CHALLENGE: Copy each line of the listing below exactly.
***
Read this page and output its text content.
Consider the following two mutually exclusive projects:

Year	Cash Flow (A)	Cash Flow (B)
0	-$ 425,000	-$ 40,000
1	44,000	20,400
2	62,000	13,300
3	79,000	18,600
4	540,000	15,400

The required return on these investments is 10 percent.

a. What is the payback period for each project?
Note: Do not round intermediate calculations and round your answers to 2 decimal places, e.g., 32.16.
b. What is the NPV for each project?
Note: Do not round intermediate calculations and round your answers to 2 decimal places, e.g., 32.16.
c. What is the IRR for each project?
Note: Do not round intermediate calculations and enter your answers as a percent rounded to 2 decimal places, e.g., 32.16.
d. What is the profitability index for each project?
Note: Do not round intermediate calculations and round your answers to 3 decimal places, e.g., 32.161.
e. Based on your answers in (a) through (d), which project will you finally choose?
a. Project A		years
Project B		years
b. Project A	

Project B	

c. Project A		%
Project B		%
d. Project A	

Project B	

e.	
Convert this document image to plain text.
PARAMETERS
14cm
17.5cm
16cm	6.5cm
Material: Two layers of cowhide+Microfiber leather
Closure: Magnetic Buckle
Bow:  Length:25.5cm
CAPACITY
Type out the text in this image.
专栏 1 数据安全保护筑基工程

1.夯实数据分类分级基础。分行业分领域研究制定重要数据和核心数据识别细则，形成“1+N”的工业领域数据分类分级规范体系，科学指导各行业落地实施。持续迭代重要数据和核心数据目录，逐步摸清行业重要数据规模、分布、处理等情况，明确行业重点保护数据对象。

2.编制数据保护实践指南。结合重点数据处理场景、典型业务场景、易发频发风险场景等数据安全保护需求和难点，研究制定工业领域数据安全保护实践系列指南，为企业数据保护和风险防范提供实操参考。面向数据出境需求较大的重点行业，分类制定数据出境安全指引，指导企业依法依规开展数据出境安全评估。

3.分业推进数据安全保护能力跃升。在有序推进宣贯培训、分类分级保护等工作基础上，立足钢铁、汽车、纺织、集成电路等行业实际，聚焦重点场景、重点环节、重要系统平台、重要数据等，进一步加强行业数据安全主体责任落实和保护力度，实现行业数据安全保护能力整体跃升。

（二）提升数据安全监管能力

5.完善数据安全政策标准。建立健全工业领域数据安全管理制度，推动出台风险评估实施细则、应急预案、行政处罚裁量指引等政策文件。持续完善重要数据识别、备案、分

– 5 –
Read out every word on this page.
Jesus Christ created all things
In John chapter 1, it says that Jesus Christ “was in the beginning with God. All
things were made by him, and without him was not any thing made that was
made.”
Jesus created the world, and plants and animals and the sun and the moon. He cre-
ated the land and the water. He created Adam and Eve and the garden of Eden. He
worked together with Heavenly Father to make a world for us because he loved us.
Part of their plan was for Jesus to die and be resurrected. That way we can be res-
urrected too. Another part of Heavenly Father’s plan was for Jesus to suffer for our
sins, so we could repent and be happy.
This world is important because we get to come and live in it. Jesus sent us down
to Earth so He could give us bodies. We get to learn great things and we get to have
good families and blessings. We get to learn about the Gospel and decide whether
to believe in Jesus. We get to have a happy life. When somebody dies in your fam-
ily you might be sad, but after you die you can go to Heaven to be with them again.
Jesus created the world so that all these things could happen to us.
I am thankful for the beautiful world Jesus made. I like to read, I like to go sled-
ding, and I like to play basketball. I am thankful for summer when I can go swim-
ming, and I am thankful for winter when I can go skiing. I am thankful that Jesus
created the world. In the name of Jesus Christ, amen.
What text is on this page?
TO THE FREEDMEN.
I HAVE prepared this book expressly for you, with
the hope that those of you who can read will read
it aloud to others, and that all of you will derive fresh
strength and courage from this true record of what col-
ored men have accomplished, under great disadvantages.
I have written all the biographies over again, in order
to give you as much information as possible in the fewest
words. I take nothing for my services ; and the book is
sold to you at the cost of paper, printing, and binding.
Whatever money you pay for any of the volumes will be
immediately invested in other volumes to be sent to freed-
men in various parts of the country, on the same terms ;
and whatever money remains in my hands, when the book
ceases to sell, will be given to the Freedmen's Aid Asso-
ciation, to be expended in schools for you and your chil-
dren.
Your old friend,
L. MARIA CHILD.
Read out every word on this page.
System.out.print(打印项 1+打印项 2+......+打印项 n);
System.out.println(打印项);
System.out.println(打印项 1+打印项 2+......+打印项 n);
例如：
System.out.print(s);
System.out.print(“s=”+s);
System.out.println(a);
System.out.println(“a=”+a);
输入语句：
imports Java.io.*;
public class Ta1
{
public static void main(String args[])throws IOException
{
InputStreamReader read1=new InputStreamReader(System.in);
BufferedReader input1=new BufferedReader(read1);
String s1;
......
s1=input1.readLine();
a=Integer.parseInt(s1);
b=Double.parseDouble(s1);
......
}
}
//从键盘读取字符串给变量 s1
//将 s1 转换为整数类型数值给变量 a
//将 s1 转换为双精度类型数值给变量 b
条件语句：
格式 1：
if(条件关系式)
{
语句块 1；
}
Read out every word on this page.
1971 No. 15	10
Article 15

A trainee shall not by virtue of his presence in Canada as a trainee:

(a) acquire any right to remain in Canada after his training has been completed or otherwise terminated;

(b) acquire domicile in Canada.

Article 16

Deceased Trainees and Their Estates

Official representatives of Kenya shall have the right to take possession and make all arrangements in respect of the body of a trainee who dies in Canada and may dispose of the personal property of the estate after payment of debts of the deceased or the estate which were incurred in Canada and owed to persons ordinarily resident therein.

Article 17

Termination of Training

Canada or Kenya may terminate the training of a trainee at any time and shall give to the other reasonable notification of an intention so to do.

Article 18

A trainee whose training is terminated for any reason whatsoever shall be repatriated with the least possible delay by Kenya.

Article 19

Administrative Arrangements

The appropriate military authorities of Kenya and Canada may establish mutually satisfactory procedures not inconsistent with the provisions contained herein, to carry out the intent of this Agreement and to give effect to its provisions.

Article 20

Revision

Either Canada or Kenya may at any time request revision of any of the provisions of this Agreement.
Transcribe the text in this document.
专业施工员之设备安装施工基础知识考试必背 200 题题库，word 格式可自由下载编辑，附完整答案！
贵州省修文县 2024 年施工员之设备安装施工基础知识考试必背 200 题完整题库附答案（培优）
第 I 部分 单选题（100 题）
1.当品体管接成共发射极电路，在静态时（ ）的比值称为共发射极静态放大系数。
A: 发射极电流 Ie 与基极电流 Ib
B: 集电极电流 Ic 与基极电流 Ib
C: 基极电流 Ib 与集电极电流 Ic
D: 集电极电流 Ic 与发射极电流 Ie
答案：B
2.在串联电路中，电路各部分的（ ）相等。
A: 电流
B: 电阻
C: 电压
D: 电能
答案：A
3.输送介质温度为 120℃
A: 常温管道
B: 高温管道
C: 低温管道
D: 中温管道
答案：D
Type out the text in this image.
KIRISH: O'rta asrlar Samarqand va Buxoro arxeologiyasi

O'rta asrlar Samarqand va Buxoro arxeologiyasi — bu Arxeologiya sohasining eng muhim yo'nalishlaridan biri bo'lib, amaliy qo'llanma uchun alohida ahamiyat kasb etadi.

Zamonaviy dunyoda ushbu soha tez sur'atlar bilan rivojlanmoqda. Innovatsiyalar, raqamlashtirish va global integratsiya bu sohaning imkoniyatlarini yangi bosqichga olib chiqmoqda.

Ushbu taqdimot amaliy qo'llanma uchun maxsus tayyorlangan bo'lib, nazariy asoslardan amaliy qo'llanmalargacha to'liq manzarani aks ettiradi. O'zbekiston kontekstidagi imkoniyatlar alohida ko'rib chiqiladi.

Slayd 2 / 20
***
RESPONSE FOR THIS EXERCISE:
Read this page and output its text content.
Consider the following two mutually exclusive projects:

Year	Cash Flow (A)	Cash Flow (B)
0	-$ 425,000	-$ 40,000
1	44,000	20,400
2	62,000	13,300
3	79,000	18,600
4	540,000	15,400

The required return on these investments is 10 percent.

a. What is the payback period for each project?
Note: Do not round intermediate calculations and round your answers to 2 decimal places, e.g., 32.16.
b. What is the NPV for each project?
Note: Do not round intermediate calculations and round your answers to 2 decimal places, e.g., 32.16.
c. What is the IRR for each project?
Note: Do not round intermediate calculations and enter your answers as a percent rounded to 2 decimal places, e.g., 32.16.
d. What is the profitability index for each project?
Note: Do not round intermediate calculations and round your answers to 3 decimal places, e.g., 32.161.
e. Based on your answers in (a) through (d), which project will you finally choose?
a. Project A		years
Project B		years
b. Project A	

Project B	

c. Project A		%
Project B		%
d. Project A	

Project B	

e.	
Convert this document image to plain text.
PARAMETERS
14cm
17.5cm
16cm	6.5cm
Material: Two layers of cowhide+Microfiber leather
Closure: Magnetic Buckle
Bow:  Length:25.5cm
CAPACITY
Type out the text in this image.
专栏 1 数据安全保护筑基工程

1.夯实数据分类分级基础。分行业分领域研究制定重要数据和核心数据识别细则，形成“1+N”的工业领域数据分类分级规范体系，科学指导各行业落地实施。持续迭代重要数据和核心数据目录，逐步摸清行业重要数据规模、分布、处理等情况，明确行业重点保护数据对象。

2.编制数据保护实践指南。结合重点数据处理场景、典型业务场景、易发频发风险场景等数据安全保护需求和难点，研究制定工业领域数据安全保护实践系列指南，为企业数据保护和风险防范提供实操参考。面向数据出境需求较大的重点行业，分类制定数据出境安全指引，指导企业依法依规开展数据出境安全评估。

3.分业推进数据安全保护能力跃升。在有序推进宣贯培训、分类分级保护等工作基础上，立足钢铁、汽车、纺织、集成电路等行业实际，聚焦重点场景、重点环节、重要系统平台、重要数据等，进一步加强行业数据安全主体责任落实和保护力度，实现行业数据安全保护能力整体跃升。

（二）提升数据安全监管能力

5.完善数据安全政策标准。建立健全工业领域数据安全管理制度，推动出台风险评估实施细则、应急预案、行政处罚裁量指引等政策文件。持续完善重要数据识别、备案、分

– 5 –
Read out every word on this page.
Jesus Christ created all things
In John chapter 1, it says that Jesus Christ “was in the beginning with God. All
things were made by him, and without him was not any thing made that was
made.”
Jesus created the world, and plants and animals and the sun and the moon. He cre-
ated the land and the water. He created Adam and Eve and the garden of Eden. He
worked together with Heavenly Father to make a world for us because he loved us.
Part of their plan was for Jesus to die and be resurrected. That way we can be res-
urrected too. Another part of Heavenly Father’s plan was for Jesus to suffer for our
sins, so we could repent and be happy.
This world is important because we get to come and live in it. Jesus sent us down
to Earth so He could give us bodies. We get to learn great things and we get to have
good families and blessings. We get to learn about the Gospel and decide whether
to believe in Jesus. We get to have a happy life. When somebody dies in your fam-
ily you might be sad, but after you die you can go to Heaven to be with them again.
Jesus created the world so that all these things could happen to us.
I am thankful for the beautiful world Jesus made. I like to read, I like to go sled-
ding, and I like to play basketball. I am thankful for summer when I can go swim-
ming, and I am thankful for winter when I can go skiing. I am thankful that Jesus
created the world. In the name of Jesus Christ, amen.
What text is on this page?
TO THE FREEDMEN.
I HAVE prepared this book expressly for you, with
the hope that those of you who can read will read
it aloud to others, and that all of you will derive fresh
strength and courage from this true record of what col-
ored men have accomplished, under great disadvantages.
I have written all the biographies over again, in order
to give you as much information as possible in the fewest
words. I take nothing for my services ; and the book is
sold to you at the cost of paper, printing, and binding.
Whatever money you pay for any of the volumes will be
immediately invested in other volumes to be sent to freed-
men in various parts of the country, on the same terms ;
and whatever money remains in my hands, when the book
ceases to sell, will be given to the Freedmen's Aid Asso-
ciation, to be expended in schools for you and your chil-
dren.
Your old friend,
L. MARIA CHILD.
Read out every word on this page.
System.out.print(打印项 1+打印项 2+......+打印项 n);
System.out.println(打印项);
System.out.println(打印项 1+打印项 2+......+打印项 n);
例如：
System.out.print(s);
System.out.print(“s=”+s);
System.out.println(a);
System.out.println(“a=”+a);
输入语句：
imports Java.io.*;
public class Ta1
{
public static void main(String args[])throws IOException
{
InputStreamReader read1=new InputStreamReader(System.in);
BufferedReader input1=new BufferedReader(read1);
String s1;
......
s1=input1.readLine();
a=Integer.parseInt(s1);
b=Double.parseDouble(s1);
......
}
}
//从键盘读取字符串给变量 s1
//将 s1 转换为整数类型数值给变量 a
//将 s1 转换为双精度类型数值给变量 b
条件语句：
格式 1：
if(条件关系式)
{
语句块 1；
}
Read out every word on this page.
1971 No. 15	10
Article 15

A trainee shall not by virtue of his presence in Canada as a trainee:

(a) acquire any right to remain in Canada after his training has been completed or otherwise terminated;

(b) acquire domicile in Canada.

Article 16

Deceased Trainees and Their Estates

Official representatives of Kenya shall have the right to take possession and make all arrangements in respect of the body of a trainee who dies in Canada and may dispose of the personal property of the estate after payment of debts of the deceased or the estate which were incurred in Canada and owed to persons ordinarily resident therein.

Article 17

Termination of Training

Canada or Kenya may terminate the training of a trainee at any time and shall give to the other reasonable notification of an intention so to do.

Article 18

A trainee whose training is terminated for any reason whatsoever shall be repatriated with the least possible delay by Kenya.

Article 19

Administrative Arrangements

The appropriate military authorities of Kenya and Canada may establish mutually satisfactory procedures not inconsistent with the provisions contained herein, to carry out the intent of this Agreement and to give effect to its provisions.

Article 20

Revision

Either Canada or Kenya may at any time request revision of any of the provisions of this Agreement.
Transcribe the text in this document.
专业施工员之设备安装施工基础知识考试必背 200 题题库，word 格式可自由下载编辑，附完整答案！
贵州省修文县 2024 年施工员之设备安装施工基础知识考试必背 200 题完整题库附答案（培优）
第 I 部分 单选题（100 题）
1.当品体管接成共发射极电路，在静态时（ ）的比值称为共发射极静态放大系数。
A: 发射极电流 Ie 与基极电流 Ib
B: 集电极电流 Ic 与基极电流 Ib
C: 基极电流 Ib 与集电极电流 Ic
D: 集电极电流 Ic 与发射极电流 Ie
答案：B
2.在串联电路中，电路各部分的（ ）相等。
A: 电流
B: 电阻
C: 电压
D: 电能
答案：A
3.输送介质温度为 120℃
A: 常温管道
B: 高温管道
C: 低温管道
D: 中温管道
答案：D
Type out the text in this image.
KIRISH: O'rta asrlar Samarqand va Buxoro arxeologiyasi

O'rta asrlar Samarqand va Buxoro arxeologiyasi — bu Arxeologiya sohasining eng muhim yo'nalishlaridan biri bo'lib, amaliy qo'llanma uchun alohida ahamiyat kasb etadi.

Zamonaviy dunyoda ushbu soha tez sur'atlar bilan rivojlanmoqda. Innovatsiyalar, raqamlashtirish va global integratsiya bu sohaning imkoniyatlarini yangi bosqichga olib chiqmoqda.

Ushbu taqdimot amaliy qo'llanma uchun maxsus tayyorlangan bo'lib, nazariy asoslardan amaliy qo'llanmalargacha to'liq manzarani aks ettiradi. O'zbekiston kontekstidagi imkoniyatlar alohida ko'rib chiqiladi.

Slayd 2 / 20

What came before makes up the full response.